» Problem to solve
Every line that holds "text" should be shown.

» Given data
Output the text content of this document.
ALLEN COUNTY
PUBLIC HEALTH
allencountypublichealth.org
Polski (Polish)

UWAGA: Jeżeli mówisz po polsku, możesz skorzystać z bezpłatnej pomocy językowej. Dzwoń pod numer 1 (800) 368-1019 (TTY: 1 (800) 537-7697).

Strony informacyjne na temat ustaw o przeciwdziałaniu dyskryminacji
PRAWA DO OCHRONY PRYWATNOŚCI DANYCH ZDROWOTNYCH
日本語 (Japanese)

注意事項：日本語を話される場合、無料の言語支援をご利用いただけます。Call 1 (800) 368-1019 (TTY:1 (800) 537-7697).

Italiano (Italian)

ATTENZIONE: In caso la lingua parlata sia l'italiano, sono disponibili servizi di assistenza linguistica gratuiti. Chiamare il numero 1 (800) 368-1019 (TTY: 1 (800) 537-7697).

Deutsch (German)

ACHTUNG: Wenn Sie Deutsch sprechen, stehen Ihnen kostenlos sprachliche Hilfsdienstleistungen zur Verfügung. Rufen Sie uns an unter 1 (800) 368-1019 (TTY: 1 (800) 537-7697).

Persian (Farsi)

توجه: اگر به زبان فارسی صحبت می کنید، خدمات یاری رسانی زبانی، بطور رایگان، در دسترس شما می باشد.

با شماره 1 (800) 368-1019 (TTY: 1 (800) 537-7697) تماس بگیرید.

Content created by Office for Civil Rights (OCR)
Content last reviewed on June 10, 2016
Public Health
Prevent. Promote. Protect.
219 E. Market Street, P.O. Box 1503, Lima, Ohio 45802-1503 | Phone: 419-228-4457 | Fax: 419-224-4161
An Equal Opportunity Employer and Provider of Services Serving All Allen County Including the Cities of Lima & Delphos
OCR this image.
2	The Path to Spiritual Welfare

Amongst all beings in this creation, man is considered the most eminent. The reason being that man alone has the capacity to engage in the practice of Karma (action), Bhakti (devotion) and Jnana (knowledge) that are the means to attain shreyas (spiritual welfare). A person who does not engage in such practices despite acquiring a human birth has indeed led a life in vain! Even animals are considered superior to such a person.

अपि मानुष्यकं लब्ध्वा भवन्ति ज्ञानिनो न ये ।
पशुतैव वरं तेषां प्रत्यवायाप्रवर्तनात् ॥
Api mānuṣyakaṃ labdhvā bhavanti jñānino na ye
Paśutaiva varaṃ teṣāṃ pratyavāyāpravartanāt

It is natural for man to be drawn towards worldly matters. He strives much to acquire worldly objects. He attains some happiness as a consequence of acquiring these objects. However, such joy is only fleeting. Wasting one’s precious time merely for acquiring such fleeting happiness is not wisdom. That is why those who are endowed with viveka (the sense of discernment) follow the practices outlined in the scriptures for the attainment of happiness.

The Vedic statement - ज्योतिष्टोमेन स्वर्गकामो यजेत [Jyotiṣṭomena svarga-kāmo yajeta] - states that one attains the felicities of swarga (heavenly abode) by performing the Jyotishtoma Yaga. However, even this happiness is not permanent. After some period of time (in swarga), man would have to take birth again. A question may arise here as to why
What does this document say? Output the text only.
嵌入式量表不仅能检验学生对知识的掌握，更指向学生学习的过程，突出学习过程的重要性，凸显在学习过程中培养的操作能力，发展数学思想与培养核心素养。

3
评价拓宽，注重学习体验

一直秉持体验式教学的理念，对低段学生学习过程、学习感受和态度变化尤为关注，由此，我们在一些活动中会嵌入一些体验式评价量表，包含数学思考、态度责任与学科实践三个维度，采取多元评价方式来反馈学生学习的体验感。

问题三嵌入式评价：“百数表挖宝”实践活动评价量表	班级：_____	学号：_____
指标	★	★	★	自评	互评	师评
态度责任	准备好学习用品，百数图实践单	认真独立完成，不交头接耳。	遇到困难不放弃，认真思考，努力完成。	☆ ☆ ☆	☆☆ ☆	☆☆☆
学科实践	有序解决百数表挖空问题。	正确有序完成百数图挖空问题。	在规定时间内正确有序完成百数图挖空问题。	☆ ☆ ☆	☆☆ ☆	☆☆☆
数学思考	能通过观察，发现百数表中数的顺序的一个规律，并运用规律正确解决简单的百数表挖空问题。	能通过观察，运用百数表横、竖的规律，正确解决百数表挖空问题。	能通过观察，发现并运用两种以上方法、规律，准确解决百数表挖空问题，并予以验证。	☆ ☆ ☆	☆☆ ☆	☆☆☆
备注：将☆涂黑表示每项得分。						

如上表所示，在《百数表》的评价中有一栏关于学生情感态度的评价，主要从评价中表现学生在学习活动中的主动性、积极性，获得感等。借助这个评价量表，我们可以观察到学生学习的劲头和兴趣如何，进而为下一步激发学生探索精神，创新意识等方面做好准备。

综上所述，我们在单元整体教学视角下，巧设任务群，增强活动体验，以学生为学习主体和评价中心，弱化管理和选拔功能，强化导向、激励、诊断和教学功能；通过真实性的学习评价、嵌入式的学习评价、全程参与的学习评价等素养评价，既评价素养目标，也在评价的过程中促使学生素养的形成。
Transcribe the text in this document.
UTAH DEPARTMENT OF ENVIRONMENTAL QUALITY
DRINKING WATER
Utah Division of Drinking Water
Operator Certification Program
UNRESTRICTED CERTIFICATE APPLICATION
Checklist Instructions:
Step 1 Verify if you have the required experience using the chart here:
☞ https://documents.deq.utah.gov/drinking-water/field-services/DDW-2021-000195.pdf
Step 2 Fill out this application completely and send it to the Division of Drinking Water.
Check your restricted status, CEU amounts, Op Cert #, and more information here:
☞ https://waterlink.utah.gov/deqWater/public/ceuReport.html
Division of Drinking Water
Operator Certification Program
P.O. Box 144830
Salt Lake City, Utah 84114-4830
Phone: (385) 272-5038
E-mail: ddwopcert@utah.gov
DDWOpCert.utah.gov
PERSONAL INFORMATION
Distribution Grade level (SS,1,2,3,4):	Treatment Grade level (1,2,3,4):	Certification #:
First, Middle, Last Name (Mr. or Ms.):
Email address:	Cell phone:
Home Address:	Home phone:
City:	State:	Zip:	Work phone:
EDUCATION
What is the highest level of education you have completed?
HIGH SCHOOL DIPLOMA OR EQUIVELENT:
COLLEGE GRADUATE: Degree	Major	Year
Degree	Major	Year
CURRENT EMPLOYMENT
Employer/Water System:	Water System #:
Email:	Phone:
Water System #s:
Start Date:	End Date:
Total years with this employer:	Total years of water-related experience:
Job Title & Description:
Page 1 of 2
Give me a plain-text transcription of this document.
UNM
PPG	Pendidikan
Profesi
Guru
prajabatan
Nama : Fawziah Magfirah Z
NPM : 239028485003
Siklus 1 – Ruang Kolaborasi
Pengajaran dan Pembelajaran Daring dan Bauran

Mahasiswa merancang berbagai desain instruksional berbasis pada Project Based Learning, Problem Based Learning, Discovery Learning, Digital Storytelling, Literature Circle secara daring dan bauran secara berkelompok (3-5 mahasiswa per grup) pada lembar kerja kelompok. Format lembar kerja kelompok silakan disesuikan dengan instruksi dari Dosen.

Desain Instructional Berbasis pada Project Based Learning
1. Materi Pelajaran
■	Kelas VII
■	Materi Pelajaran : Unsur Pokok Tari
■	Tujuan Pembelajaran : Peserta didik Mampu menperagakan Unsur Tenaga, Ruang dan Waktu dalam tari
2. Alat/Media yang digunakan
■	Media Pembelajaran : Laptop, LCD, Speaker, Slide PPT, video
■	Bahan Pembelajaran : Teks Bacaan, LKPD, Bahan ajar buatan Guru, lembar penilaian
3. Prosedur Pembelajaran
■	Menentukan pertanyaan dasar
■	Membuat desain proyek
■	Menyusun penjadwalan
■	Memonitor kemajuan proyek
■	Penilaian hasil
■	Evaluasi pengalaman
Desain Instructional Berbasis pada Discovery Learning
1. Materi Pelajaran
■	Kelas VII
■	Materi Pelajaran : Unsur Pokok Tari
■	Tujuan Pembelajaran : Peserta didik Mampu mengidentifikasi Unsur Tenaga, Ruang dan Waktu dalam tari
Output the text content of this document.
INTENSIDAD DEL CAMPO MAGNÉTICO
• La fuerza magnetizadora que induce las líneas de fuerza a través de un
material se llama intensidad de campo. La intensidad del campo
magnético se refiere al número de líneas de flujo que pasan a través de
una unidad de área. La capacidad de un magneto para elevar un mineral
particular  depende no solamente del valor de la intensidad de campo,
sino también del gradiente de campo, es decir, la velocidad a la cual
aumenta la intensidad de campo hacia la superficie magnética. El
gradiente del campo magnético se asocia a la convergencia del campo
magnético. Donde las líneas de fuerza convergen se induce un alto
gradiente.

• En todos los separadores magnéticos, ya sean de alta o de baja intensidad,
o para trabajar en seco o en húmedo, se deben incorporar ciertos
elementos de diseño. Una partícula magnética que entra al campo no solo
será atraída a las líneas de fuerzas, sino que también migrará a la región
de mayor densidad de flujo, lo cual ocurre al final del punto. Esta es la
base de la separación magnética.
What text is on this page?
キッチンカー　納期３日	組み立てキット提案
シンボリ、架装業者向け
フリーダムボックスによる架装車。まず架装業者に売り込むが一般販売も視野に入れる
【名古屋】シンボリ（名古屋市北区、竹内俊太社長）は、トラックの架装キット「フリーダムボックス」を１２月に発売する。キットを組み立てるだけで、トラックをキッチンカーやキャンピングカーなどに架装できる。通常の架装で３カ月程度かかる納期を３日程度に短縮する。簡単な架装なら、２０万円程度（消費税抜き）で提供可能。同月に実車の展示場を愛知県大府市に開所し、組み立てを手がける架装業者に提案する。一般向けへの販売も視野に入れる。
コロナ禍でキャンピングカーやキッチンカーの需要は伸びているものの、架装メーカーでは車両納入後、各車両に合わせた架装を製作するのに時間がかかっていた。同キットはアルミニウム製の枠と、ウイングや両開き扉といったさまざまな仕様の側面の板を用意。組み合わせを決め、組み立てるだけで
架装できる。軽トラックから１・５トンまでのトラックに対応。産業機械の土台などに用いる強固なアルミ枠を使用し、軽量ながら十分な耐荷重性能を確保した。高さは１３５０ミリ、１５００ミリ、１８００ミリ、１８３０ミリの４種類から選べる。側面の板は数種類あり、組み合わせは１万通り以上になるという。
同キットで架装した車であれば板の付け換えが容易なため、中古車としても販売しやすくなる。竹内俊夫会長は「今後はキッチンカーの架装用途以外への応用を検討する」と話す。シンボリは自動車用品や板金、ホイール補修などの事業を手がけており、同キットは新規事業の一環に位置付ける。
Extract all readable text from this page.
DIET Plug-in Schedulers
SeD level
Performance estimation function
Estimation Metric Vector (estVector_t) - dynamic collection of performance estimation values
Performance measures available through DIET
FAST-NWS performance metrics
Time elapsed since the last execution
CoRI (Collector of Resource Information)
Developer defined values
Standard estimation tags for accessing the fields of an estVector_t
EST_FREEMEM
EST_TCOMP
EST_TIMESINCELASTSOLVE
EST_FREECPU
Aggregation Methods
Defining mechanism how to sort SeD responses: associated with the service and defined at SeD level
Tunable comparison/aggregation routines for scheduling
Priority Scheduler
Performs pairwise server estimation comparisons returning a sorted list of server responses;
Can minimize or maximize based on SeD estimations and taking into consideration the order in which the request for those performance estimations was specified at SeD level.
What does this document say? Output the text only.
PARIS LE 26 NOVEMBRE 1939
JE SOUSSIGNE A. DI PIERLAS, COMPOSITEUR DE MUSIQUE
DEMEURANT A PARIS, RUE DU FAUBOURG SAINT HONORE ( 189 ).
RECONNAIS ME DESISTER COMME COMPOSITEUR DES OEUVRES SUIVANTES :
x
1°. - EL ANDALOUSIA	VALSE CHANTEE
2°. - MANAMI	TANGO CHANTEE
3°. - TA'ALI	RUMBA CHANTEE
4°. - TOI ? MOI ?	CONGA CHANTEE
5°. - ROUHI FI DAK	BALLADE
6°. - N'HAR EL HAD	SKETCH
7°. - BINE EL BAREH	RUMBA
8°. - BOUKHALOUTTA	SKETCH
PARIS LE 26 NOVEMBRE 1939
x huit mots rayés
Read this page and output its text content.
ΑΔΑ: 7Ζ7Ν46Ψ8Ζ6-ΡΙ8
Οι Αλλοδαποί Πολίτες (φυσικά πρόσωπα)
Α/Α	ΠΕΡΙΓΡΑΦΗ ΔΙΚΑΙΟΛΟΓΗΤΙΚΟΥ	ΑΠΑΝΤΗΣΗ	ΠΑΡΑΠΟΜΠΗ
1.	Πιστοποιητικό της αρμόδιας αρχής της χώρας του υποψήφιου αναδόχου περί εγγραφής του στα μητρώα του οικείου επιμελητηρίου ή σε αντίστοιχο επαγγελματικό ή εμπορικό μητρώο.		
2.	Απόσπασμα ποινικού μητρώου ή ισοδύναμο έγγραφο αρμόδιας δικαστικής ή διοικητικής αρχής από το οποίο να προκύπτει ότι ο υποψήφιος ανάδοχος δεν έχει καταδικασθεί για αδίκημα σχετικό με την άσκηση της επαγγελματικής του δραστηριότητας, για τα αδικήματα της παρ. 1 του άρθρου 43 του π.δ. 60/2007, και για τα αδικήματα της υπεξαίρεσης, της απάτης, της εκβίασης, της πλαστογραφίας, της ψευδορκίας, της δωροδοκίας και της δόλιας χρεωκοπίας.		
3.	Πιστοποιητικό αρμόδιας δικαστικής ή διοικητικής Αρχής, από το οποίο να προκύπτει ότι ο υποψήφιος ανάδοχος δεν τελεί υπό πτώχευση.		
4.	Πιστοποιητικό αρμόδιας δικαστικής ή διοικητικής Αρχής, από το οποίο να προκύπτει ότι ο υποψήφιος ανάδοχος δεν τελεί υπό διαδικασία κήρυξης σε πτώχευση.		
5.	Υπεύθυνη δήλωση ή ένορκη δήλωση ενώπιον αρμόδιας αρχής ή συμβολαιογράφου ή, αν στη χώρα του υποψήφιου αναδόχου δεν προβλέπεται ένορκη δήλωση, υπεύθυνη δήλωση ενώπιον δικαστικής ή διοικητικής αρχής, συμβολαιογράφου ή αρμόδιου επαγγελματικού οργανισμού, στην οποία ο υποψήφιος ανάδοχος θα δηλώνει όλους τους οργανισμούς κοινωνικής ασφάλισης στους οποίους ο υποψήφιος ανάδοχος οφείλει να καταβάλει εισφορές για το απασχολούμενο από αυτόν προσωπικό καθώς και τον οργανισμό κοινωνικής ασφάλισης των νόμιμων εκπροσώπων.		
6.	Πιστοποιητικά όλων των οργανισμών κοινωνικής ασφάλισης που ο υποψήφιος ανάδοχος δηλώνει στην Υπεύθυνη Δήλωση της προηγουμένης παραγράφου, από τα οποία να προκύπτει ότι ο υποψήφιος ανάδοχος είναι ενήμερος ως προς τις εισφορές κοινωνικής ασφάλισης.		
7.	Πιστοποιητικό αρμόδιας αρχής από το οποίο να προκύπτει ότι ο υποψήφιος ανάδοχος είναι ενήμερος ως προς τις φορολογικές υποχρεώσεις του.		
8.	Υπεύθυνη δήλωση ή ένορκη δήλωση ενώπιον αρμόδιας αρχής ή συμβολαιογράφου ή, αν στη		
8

» Reply to the task
Output the text content of this document.
What does this document say? Output the text only.
Transcribe the text in this document.
Give me a plain-text transcription of this document.
Output the text content of this document.
What text is on this page?
Extract all readable text from this page.
What does this document say? Output the text only.
Read this page and output its text content.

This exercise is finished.